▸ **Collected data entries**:
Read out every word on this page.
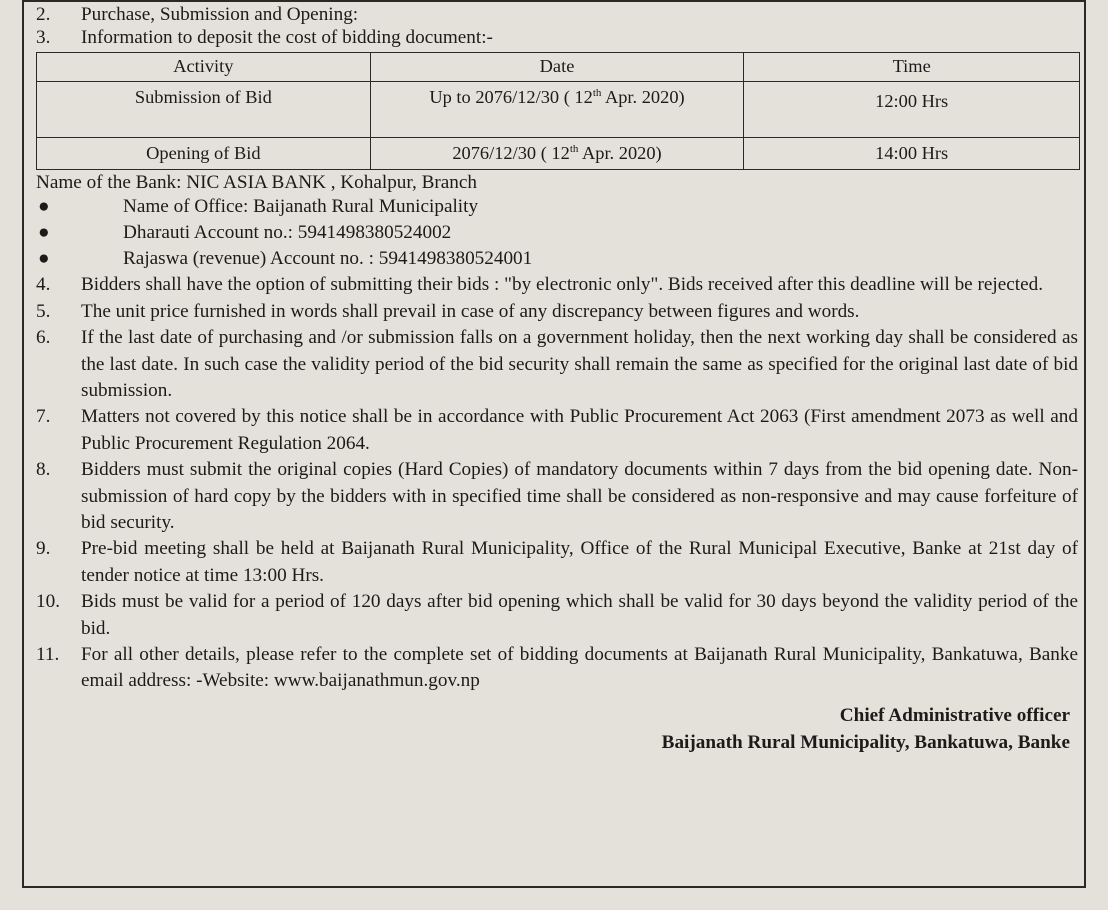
2.	Purchase, Submission and Opening:
3.	Information to deposit the cost of bidding document:-
Activity	Date	Time
Submission of Bid	Up to 2076/12/30 ( 12th Apr. 2020)	12:00 Hrs
Opening of Bid	2076/12/30 ( 12th Apr. 2020)	14:00 Hrs
Name of the Bank: NIC ASIA BANK , Kohalpur, Branch
●	Name of Office: Baijanath Rural Municipality
●	Dharauti Account no.: 5941498380524002
●	Rajaswa (revenue) Account no. : 5941498380524001
4.	Bidders shall have the option of submitting their bids : "by electronic only". Bids received after this deadline will be rejected.
5.	The unit price furnished in words shall prevail in case of any discrepancy between figures and words.
6.	If the last date of purchasing and /or submission falls on a government holiday, then the next working day shall be considered as the last date. In such case the validity period of the bid security shall remain the same as specified for the original last date of bid submission.
7.	Matters not covered by this notice shall be in accordance with Public Procurement Act 2063 (First amendment 2073 as well and Public Procurement Regulation 2064.
8.	Bidders must submit the original copies (Hard Copies) of mandatory documents within 7 days from the bid opening date. Non-submission of hard copy by the bidders with in specified time shall be considered as non-responsive and may cause forfeiture of bid security.
9.	Pre-bid meeting shall be held at Baijanath Rural Municipality, Office of the Rural Municipal Executive, Banke at 21st day of tender notice at time 13:00 Hrs.
10.	Bids must be valid for a period of 120 days after bid opening which shall be valid for 30 days beyond the validity period of the bid.
11.	For all other details, please refer to the complete set of bidding documents at Baijanath Rural Municipality, Bankatuwa, Banke email address: -Website: www.baijanathmun.gov.np
Chief Administrative officer
Baijanath Rural Municipality, Bankatuwa, Banke
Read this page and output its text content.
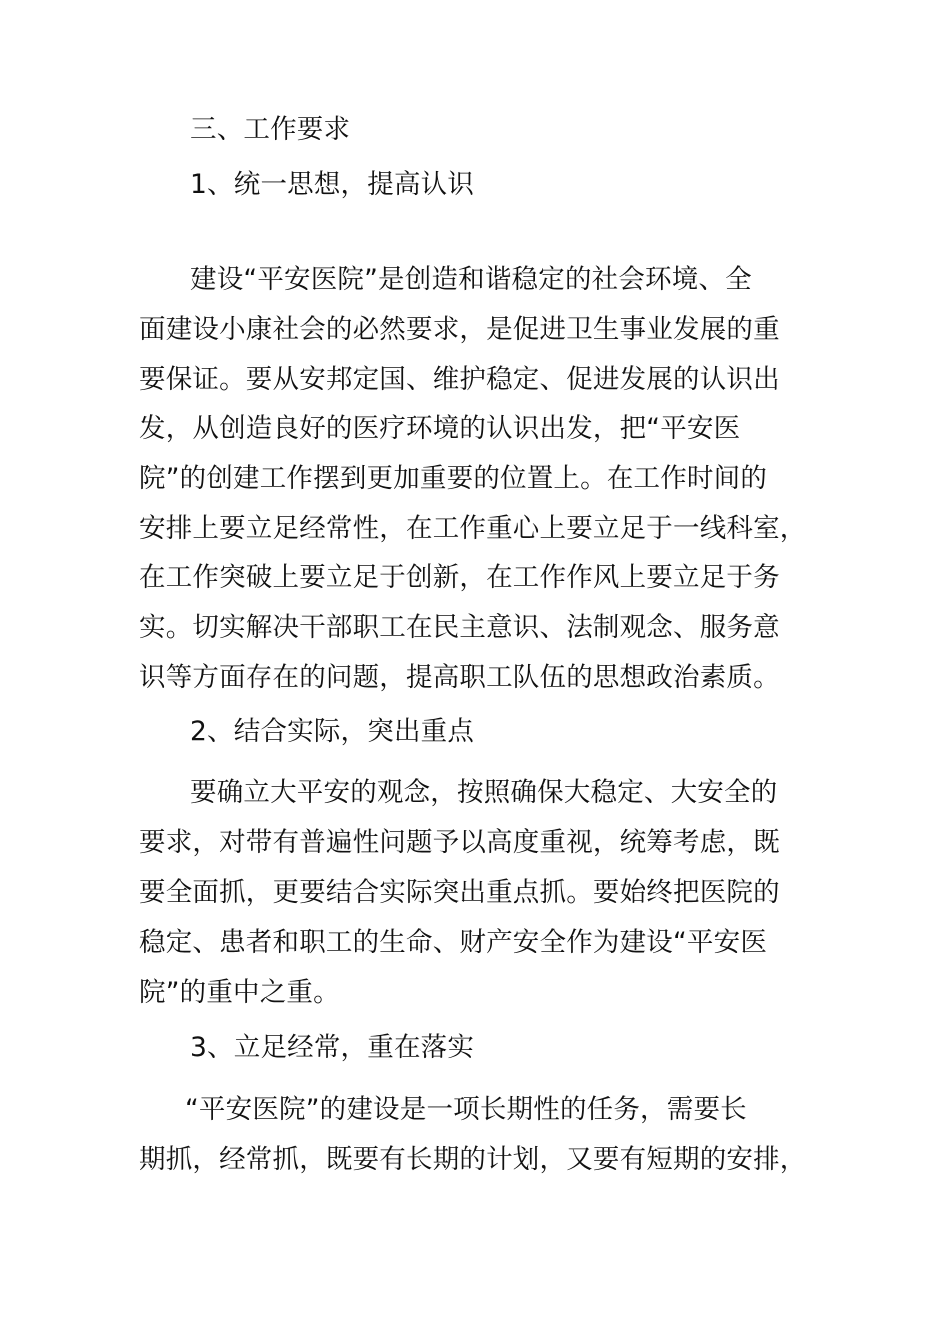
三、工作要求
1、统一思想，提高认识
建设“平安医院”是创造和谐稳定的社会环境、全
面建设小康社会的必然要求，是促进卫生事业发展的重
要保证。要从安邦定国、维护稳定、促进发展的认识出
发，从创造良好的医疗环境的认识出发，把“平安医
院”的创建工作摆到更加重要的位置上。在工作时间的
安排上要立足经常性，在工作重心上要立足于一线科室，
在工作突破上要立足于创新，在工作作风上要立足于务
实。切实解决干部职工在民主意识、法制观念、服务意
识等方面存在的问题，提高职工队伍的思想政治素质。
2、结合实际，突出重点
要确立大平安的观念，按照确保大稳定、大安全的
要求，对带有普遍性问题予以高度重视，统筹考虑，既
要全面抓，更要结合实际突出重点抓。要始终把医院的
稳定、患者和职工的生命、财产安全作为建设“平安医
院”的重中之重。
3、立足经常，重在落实
“平安医院”的建设是一项长期性的任务，需要长
期抓，经常抓，既要有长期的计划，又要有短期的安排，
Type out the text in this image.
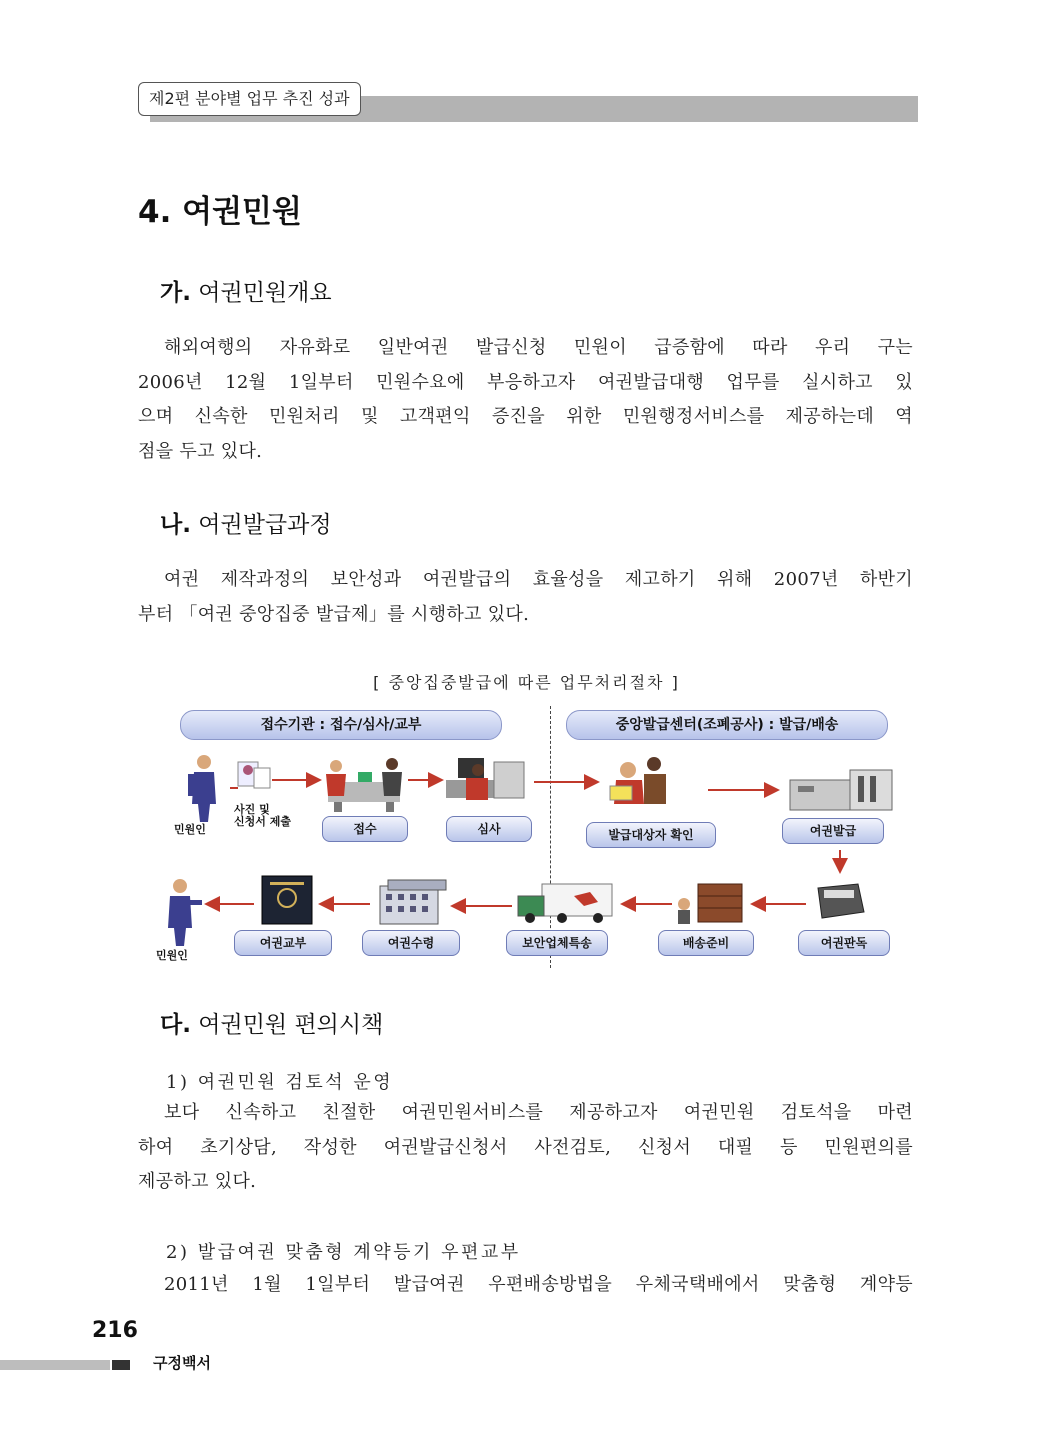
제2편 분야별 업무 추진 성과
4. 여권민원
가. 여권민원개요
해외여행의 자유화로 일반여권 발급신청 민원이 급증함에 따라 우리 구는
2006년 12월 1일부터 민원수요에 부응하고자 여권발급대행 업무를 실시하고 있
으며 신속한 민원처리 및 고객편익 증진을 위한 민원행정서비스를 제공하는데 역
점을 두고 있다.
나. 여권발급과정
여권 제작과정의 보안성과 여권발급의 효율성을 제고하기 위해 2007년 하반기
부터 「여권 중앙집중 발급제」를 시행하고 있다.
[ 중앙집중발급에 따른 업무처리절차 ]
접수기관 : 접수/심사/교부	중앙발급센터(조폐공사) : 발급/배송
민원인
사진 및
신청서 제출
접수	심사	발급대상자 확인	여권발급
민원인
여권교부	여권수령	보안업체특송	배송준비	여권판독
다. 여권민원 편의시책
1) 여권민원 검토석 운영
보다 신속하고 친절한 여권민원서비스를 제공하고자 여권민원 검토석을 마련
하여 초기상담, 작성한 여권발급신청서 사전검토, 신청서 대필 등 민원편의를
제공하고 있다.
2) 발급여권 맞춤형 계약등기 우편교부
2011년 1월 1일부터 발급여권 우편배송방법을 우체국택배에서 맞춤형 계약등
216
구정백서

▸ **Required task**: In the records above, locate the line containing "Read this page and output its text content.", then copy exactly that line and every line after it through the end, omitting pictures.

▸ **Solution to this problem**:
Read this page and output its text content.
三、工作要求
1、统一思想，提高认识
建设“平安医院”是创造和谐稳定的社会环境、全
面建设小康社会的必然要求，是促进卫生事业发展的重
要保证。要从安邦定国、维护稳定、促进发展的认识出
发，从创造良好的医疗环境的认识出发，把“平安医
院”的创建工作摆到更加重要的位置上。在工作时间的
安排上要立足经常性，在工作重心上要立足于一线科室，
在工作突破上要立足于创新，在工作作风上要立足于务
实。切实解决干部职工在民主意识、法制观念、服务意
识等方面存在的问题，提高职工队伍的思想政治素质。
2、结合实际，突出重点
要确立大平安的观念，按照确保大稳定、大安全的
要求，对带有普遍性问题予以高度重视，统筹考虑，既
要全面抓，更要结合实际突出重点抓。要始终把医院的
稳定、患者和职工的生命、财产安全作为建设“平安医
院”的重中之重。
3、立足经常，重在落实
“平安医院”的建设是一项长期性的任务，需要长
期抓，经常抓，既要有长期的计划，又要有短期的安排，
Type out the text in this image.
제2편 분야별 업무 추진 성과
4. 여권민원
가. 여권민원개요
해외여행의 자유화로 일반여권 발급신청 민원이 급증함에 따라 우리 구는
2006년 12월 1일부터 민원수요에 부응하고자 여권발급대행 업무를 실시하고 있
으며 신속한 민원처리 및 고객편익 증진을 위한 민원행정서비스를 제공하는데 역
점을 두고 있다.
나. 여권발급과정
여권 제작과정의 보안성과 여권발급의 효율성을 제고하기 위해 2007년 하반기
부터 「여권 중앙집중 발급제」를 시행하고 있다.
[ 중앙집중발급에 따른 업무처리절차 ]
접수기관 : 접수/심사/교부	중앙발급센터(조폐공사) : 발급/배송
민원인
사진 및
신청서 제출
접수	심사	발급대상자 확인	여권발급
민원인
여권교부	여권수령	보안업체특송	배송준비	여권판독
다. 여권민원 편의시책
1) 여권민원 검토석 운영
보다 신속하고 친절한 여권민원서비스를 제공하고자 여권민원 검토석을 마련
하여 초기상담, 작성한 여권발급신청서 사전검토, 신청서 대필 등 민원편의를
제공하고 있다.
2) 발급여권 맞춤형 계약등기 우편교부
2011년 1월 1일부터 발급여권 우편배송방법을 우체국택배에서 맞춤형 계약등
216
구정백서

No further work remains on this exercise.